Stored records

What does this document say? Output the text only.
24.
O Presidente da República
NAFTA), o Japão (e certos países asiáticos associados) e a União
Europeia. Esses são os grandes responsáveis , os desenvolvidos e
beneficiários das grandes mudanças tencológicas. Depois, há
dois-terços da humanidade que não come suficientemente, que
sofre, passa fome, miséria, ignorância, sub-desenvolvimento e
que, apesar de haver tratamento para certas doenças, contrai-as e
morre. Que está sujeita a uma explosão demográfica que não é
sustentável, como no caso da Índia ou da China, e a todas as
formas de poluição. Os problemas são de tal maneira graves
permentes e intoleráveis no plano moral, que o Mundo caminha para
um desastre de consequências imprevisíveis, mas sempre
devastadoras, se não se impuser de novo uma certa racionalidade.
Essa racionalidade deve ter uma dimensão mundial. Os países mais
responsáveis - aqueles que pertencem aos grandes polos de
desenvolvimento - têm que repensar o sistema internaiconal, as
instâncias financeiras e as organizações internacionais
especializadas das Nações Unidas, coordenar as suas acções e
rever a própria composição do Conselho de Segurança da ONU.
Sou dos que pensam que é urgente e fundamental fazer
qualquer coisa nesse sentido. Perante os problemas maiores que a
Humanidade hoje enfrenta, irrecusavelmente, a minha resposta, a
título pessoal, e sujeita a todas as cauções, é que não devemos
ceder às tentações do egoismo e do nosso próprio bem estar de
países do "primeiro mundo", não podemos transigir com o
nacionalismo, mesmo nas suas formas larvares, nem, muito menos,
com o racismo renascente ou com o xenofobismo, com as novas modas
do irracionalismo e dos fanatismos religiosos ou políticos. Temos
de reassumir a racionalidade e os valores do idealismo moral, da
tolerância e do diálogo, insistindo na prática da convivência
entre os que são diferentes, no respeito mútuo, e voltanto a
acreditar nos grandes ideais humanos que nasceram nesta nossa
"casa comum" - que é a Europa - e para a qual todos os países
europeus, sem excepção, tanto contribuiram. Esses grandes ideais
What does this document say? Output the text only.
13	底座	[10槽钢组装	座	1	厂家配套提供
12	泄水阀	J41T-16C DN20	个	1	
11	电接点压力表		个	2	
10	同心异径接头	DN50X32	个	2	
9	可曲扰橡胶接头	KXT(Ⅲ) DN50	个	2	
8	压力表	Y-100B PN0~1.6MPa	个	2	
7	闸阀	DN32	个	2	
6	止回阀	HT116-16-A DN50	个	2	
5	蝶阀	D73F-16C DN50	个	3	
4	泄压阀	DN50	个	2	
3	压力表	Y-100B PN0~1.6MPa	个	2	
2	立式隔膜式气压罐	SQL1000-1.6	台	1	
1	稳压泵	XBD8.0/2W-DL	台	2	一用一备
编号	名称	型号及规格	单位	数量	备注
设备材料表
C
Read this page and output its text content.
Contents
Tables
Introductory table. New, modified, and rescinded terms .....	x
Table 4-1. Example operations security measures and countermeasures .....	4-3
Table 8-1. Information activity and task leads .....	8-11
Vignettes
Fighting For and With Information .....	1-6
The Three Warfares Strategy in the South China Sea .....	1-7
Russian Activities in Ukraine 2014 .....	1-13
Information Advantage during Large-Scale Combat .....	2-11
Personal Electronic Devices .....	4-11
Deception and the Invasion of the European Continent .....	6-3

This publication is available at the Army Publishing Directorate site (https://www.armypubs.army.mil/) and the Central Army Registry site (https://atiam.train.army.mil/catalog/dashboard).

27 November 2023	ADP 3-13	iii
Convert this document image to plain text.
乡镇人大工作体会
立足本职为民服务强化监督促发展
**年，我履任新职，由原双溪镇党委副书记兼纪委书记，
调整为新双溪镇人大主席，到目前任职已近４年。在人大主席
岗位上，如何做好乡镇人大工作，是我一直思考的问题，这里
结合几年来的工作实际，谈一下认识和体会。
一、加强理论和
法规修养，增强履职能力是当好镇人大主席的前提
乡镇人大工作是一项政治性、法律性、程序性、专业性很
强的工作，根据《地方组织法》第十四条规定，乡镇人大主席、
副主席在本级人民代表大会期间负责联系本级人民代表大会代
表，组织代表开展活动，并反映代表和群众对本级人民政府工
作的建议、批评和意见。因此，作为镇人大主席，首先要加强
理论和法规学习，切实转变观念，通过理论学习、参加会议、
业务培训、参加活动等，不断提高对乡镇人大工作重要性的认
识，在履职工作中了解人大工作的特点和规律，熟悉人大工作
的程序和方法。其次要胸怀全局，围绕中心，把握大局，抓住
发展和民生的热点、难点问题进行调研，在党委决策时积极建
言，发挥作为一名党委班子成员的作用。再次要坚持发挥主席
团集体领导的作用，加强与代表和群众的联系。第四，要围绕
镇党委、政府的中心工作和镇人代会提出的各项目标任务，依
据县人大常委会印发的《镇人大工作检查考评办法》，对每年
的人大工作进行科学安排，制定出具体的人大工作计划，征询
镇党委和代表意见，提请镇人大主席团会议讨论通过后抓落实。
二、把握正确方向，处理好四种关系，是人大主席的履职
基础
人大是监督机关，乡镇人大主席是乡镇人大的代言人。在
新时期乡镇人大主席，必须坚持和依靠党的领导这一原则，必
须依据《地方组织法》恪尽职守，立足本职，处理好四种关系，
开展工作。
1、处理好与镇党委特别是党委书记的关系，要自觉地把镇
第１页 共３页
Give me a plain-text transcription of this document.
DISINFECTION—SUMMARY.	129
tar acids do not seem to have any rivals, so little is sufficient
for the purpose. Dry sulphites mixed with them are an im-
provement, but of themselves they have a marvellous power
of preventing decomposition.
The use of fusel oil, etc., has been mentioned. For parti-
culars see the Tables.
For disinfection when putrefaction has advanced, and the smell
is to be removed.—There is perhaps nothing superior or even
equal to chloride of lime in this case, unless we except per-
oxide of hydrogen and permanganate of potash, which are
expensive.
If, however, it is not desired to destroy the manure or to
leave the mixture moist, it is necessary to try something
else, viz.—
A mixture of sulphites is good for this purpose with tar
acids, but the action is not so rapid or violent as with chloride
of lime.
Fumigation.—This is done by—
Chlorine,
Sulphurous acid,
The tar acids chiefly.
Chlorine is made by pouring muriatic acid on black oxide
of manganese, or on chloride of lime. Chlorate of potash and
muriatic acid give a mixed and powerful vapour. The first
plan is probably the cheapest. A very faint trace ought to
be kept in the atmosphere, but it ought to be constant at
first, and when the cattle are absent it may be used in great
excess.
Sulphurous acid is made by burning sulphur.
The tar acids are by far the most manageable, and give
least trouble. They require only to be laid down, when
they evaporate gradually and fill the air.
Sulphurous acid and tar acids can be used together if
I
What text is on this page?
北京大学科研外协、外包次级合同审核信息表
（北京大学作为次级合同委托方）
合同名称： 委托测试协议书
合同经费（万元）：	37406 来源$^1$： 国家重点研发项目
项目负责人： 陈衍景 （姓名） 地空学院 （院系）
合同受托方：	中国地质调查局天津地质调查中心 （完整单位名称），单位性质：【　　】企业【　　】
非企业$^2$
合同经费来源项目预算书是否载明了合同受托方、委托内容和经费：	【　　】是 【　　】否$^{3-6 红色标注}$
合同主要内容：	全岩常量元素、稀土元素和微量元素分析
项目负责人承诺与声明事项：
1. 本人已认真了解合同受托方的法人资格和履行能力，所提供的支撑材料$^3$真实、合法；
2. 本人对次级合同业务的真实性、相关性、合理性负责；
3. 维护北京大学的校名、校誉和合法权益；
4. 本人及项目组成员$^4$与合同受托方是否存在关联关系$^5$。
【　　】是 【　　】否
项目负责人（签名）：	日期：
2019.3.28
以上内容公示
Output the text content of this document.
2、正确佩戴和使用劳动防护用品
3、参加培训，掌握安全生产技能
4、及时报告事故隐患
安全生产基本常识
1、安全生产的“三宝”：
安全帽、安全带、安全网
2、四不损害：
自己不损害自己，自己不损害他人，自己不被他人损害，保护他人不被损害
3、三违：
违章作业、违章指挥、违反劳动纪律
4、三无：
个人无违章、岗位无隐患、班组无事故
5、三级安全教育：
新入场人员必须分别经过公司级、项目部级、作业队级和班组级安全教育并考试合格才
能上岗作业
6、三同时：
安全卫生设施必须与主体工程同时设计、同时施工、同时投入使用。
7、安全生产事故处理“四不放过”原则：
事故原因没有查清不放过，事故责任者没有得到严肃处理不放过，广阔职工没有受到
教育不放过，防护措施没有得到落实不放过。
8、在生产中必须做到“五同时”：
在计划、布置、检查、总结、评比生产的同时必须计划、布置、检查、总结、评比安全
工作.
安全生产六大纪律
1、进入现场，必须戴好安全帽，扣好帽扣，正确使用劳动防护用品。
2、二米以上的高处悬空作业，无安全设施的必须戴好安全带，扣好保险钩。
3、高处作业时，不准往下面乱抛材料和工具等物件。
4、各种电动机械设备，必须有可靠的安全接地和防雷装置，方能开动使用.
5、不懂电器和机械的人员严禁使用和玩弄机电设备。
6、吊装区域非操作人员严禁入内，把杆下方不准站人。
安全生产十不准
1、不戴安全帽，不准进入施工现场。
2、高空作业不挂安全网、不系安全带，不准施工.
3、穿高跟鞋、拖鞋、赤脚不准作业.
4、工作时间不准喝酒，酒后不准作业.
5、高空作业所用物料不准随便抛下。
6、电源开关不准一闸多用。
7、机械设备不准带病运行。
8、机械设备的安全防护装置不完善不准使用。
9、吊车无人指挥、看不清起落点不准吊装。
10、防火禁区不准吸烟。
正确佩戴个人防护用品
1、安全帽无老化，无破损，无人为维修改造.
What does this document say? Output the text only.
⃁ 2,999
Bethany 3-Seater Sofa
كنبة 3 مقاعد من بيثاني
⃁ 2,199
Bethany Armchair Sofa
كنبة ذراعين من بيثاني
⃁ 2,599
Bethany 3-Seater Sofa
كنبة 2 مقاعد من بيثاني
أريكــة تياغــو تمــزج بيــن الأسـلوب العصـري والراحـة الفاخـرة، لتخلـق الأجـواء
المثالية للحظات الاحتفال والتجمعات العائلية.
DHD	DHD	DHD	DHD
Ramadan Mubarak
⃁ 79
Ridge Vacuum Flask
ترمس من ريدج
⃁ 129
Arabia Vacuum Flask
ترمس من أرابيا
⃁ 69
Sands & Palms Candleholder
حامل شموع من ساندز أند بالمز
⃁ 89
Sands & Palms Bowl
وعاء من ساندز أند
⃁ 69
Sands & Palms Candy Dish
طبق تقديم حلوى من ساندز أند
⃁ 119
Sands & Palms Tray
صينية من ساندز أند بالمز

**What is being asked**
Transcribe only the trailing portion of the entries above: the line that contains "What text is on this page?" and each line after it.

**Task result**
What text is on this page?
北京大学科研外协、外包次级合同审核信息表
（北京大学作为次级合同委托方）
合同名称： 委托测试协议书
合同经费（万元）：	37406 来源$^1$： 国家重点研发项目
项目负责人： 陈衍景 （姓名） 地空学院 （院系）
合同受托方：	中国地质调查局天津地质调查中心 （完整单位名称），单位性质：【　　】企业【　　】
非企业$^2$
合同经费来源项目预算书是否载明了合同受托方、委托内容和经费：	【　　】是 【　　】否$^{3-6 红色标注}$
合同主要内容：	全岩常量元素、稀土元素和微量元素分析
项目负责人承诺与声明事项：
1. 本人已认真了解合同受托方的法人资格和履行能力，所提供的支撑材料$^3$真实、合法；
2. 本人对次级合同业务的真实性、相关性、合理性负责；
3. 维护北京大学的校名、校誉和合法权益；
4. 本人及项目组成员$^4$与合同受托方是否存在关联关系$^5$。
【　　】是 【　　】否
项目负责人（签名）：	日期：
2019.3.28
以上内容公示
Output the text content of this document.
2、正确佩戴和使用劳动防护用品
3、参加培训，掌握安全生产技能
4、及时报告事故隐患
安全生产基本常识
1、安全生产的“三宝”：
安全帽、安全带、安全网
2、四不损害：
自己不损害自己，自己不损害他人，自己不被他人损害，保护他人不被损害
3、三违：
违章作业、违章指挥、违反劳动纪律
4、三无：
个人无违章、岗位无隐患、班组无事故
5、三级安全教育：
新入场人员必须分别经过公司级、项目部级、作业队级和班组级安全教育并考试合格才
能上岗作业
6、三同时：
安全卫生设施必须与主体工程同时设计、同时施工、同时投入使用。
7、安全生产事故处理“四不放过”原则：
事故原因没有查清不放过，事故责任者没有得到严肃处理不放过，广阔职工没有受到
教育不放过，防护措施没有得到落实不放过。
8、在生产中必须做到“五同时”：
在计划、布置、检查、总结、评比生产的同时必须计划、布置、检查、总结、评比安全
工作.
安全生产六大纪律
1、进入现场，必须戴好安全帽，扣好帽扣，正确使用劳动防护用品。
2、二米以上的高处悬空作业，无安全设施的必须戴好安全带，扣好保险钩。
3、高处作业时，不准往下面乱抛材料和工具等物件。
4、各种电动机械设备，必须有可靠的安全接地和防雷装置，方能开动使用.
5、不懂电器和机械的人员严禁使用和玩弄机电设备。
6、吊装区域非操作人员严禁入内，把杆下方不准站人。
安全生产十不准
1、不戴安全帽，不准进入施工现场。
2、高空作业不挂安全网、不系安全带，不准施工.
3、穿高跟鞋、拖鞋、赤脚不准作业.
4、工作时间不准喝酒，酒后不准作业.
5、高空作业所用物料不准随便抛下。
6、电源开关不准一闸多用。
7、机械设备不准带病运行。
8、机械设备的安全防护装置不完善不准使用。
9、吊车无人指挥、看不清起落点不准吊装。
10、防火禁区不准吸烟。
正确佩戴个人防护用品
1、安全帽无老化，无破损，无人为维修改造.
What does this document say? Output the text only.
⃁ 2,999
Bethany 3-Seater Sofa
كنبة 3 مقاعد من بيثاني
⃁ 2,199
Bethany Armchair Sofa
كنبة ذراعين من بيثاني
⃁ 2,599
Bethany 3-Seater Sofa
كنبة 2 مقاعد من بيثاني
أريكــة تياغــو تمــزج بيــن الأسـلوب العصـري والراحـة الفاخـرة، لتخلـق الأجـواء
المثالية للحظات الاحتفال والتجمعات العائلية.
DHD	DHD	DHD	DHD
Ramadan Mubarak
⃁ 79
Ridge Vacuum Flask
ترمس من ريدج
⃁ 129
Arabia Vacuum Flask
ترمس من أرابيا
⃁ 69
Sands & Palms Candleholder
حامل شموع من ساندز أند بالمز
⃁ 89
Sands & Palms Bowl
وعاء من ساندز أند
⃁ 69
Sands & Palms Candy Dish
طبق تقديم حلوى من ساندز أند
⃁ 119
Sands & Palms Tray
صينية من ساندز أند بالمز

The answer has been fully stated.